** WHAT THE EXERCISE ASKS **
Restate the records below word for word.

* * * * * * *

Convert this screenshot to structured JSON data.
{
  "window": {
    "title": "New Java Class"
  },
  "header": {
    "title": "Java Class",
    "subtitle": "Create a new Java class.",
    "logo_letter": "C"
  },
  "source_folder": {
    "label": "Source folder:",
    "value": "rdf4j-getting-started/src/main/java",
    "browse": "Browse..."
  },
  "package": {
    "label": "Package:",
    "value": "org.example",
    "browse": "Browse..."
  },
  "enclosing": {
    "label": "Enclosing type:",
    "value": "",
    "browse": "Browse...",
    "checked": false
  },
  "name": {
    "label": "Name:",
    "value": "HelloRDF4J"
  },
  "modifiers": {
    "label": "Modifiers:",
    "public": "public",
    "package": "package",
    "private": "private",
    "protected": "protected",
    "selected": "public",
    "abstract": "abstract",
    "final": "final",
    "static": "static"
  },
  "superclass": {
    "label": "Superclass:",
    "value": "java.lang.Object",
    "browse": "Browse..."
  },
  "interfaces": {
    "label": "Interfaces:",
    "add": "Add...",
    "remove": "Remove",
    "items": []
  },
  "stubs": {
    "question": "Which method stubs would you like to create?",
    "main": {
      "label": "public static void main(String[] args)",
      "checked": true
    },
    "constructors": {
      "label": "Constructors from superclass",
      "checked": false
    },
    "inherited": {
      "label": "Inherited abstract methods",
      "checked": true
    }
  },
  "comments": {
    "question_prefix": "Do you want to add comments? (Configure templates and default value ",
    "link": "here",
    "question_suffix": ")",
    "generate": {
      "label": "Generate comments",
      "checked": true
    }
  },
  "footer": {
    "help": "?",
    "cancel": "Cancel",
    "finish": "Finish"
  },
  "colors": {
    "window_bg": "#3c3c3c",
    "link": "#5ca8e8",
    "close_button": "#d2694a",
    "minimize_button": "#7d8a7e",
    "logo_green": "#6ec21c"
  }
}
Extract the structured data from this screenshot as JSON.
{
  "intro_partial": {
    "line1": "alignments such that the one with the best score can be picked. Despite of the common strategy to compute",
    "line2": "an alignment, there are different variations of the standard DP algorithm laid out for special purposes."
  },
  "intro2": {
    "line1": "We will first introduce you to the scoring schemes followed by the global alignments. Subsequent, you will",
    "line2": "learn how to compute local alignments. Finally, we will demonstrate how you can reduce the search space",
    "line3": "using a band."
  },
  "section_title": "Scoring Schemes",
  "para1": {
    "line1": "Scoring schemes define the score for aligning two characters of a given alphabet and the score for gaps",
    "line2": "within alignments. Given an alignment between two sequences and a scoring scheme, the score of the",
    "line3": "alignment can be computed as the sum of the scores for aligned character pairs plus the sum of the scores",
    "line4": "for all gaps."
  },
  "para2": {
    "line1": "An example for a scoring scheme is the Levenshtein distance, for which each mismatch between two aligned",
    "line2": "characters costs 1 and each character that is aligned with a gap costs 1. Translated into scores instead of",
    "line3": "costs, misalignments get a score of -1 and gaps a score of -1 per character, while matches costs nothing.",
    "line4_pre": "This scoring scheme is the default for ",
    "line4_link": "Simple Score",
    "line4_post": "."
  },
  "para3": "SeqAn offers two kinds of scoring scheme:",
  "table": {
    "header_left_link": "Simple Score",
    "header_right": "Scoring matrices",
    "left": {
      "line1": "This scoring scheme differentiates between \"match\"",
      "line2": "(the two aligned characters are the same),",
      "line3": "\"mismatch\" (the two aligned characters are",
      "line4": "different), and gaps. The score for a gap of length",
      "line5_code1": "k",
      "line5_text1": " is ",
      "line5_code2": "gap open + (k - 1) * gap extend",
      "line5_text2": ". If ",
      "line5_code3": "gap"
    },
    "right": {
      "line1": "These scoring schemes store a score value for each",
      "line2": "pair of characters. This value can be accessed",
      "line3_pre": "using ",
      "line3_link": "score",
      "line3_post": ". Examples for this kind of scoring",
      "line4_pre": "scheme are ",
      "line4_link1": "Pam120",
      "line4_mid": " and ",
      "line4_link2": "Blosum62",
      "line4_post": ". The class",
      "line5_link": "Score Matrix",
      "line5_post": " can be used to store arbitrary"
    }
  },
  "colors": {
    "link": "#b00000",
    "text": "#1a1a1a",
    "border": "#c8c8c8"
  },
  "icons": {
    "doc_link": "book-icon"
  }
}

* * * * * * *

** TASK RESPONSE **
Convert this screenshot to structured JSON data.
{
  "window": {
    "title": "New Java Class"
  },
  "header": {
    "title": "Java Class",
    "subtitle": "Create a new Java class.",
    "logo_letter": "C"
  },
  "source_folder": {
    "label": "Source folder:",
    "value": "rdf4j-getting-started/src/main/java",
    "browse": "Browse..."
  },
  "package": {
    "label": "Package:",
    "value": "org.example",
    "browse": "Browse..."
  },
  "enclosing": {
    "label": "Enclosing type:",
    "value": "",
    "browse": "Browse...",
    "checked": false
  },
  "name": {
    "label": "Name:",
    "value": "HelloRDF4J"
  },
  "modifiers": {
    "label": "Modifiers:",
    "public": "public",
    "package": "package",
    "private": "private",
    "protected": "protected",
    "selected": "public",
    "abstract": "abstract",
    "final": "final",
    "static": "static"
  },
  "superclass": {
    "label": "Superclass:",
    "value": "java.lang.Object",
    "browse": "Browse..."
  },
  "interfaces": {
    "label": "Interfaces:",
    "add": "Add...",
    "remove": "Remove",
    "items": []
  },
  "stubs": {
    "question": "Which method stubs would you like to create?",
    "main": {
      "label": "public static void main(String[] args)",
      "checked": true
    },
    "constructors": {
      "label": "Constructors from superclass",
      "checked": false
    },
    "inherited": {
      "label": "Inherited abstract methods",
      "checked": true
    }
  },
  "comments": {
    "question_prefix": "Do you want to add comments? (Configure templates and default value ",
    "link": "here",
    "question_suffix": ")",
    "generate": {
      "label": "Generate comments",
      "checked": true
    }
  },
  "footer": {
    "help": "?",
    "cancel": "Cancel",
    "finish": "Finish"
  },
  "colors": {
    "window_bg": "#3c3c3c",
    "link": "#5ca8e8",
    "close_button": "#d2694a",
    "minimize_button": "#7d8a7e",
    "logo_green": "#6ec21c"
  }
}
Extract the structured data from this screenshot as JSON.
{
  "intro_partial": {
    "line1": "alignments such that the one with the best score can be picked. Despite of the common strategy to compute",
    "line2": "an alignment, there are different variations of the standard DP algorithm laid out for special purposes."
  },
  "intro2": {
    "line1": "We will first introduce you to the scoring schemes followed by the global alignments. Subsequent, you will",
    "line2": "learn how to compute local alignments. Finally, we will demonstrate how you can reduce the search space",
    "line3": "using a band."
  },
  "section_title": "Scoring Schemes",
  "para1": {
    "line1": "Scoring schemes define the score for aligning two characters of a given alphabet and the score for gaps",
    "line2": "within alignments. Given an alignment between two sequences and a scoring scheme, the score of the",
    "line3": "alignment can be computed as the sum of the scores for aligned character pairs plus the sum of the scores",
    "line4": "for all gaps."
  },
  "para2": {
    "line1": "An example for a scoring scheme is the Levenshtein distance, for which each mismatch between two aligned",
    "line2": "characters costs 1 and each character that is aligned with a gap costs 1. Translated into scores instead of",
    "line3": "costs, misalignments get a score of -1 and gaps a score of -1 per character, while matches costs nothing.",
    "line4_pre": "This scoring scheme is the default for ",
    "line4_link": "Simple Score",
    "line4_post": "."
  },
  "para3": "SeqAn offers two kinds of scoring scheme:",
  "table": {
    "header_left_link": "Simple Score",
    "header_right": "Scoring matrices",
    "left": {
      "line1": "This scoring scheme differentiates between \"match\"",
      "line2": "(the two aligned characters are the same),",
      "line3": "\"mismatch\" (the two aligned characters are",
      "line4": "different), and gaps. The score for a gap of length",
      "line5_code1": "k",
      "line5_text1": " is ",
      "line5_code2": "gap open + (k - 1) * gap extend",
      "line5_text2": ". If ",
      "line5_code3": "gap"
    },
    "right": {
      "line1": "These scoring schemes store a score value for each",
      "line2": "pair of characters. This value can be accessed",
      "line3_pre": "using ",
      "line3_link": "score",
      "line3_post": ". Examples for this kind of scoring",
      "line4_pre": "scheme are ",
      "line4_link1": "Pam120",
      "line4_mid": " and ",
      "line4_link2": "Blosum62",
      "line4_post": ". The class",
      "line5_link": "Score Matrix",
      "line5_post": " can be used to store arbitrary"
    }
  },
  "colors": {
    "link": "#b00000",
    "text": "#1a1a1a",
    "border": "#c8c8c8"
  },
  "icons": {
    "doc_link": "book-icon"
  }
}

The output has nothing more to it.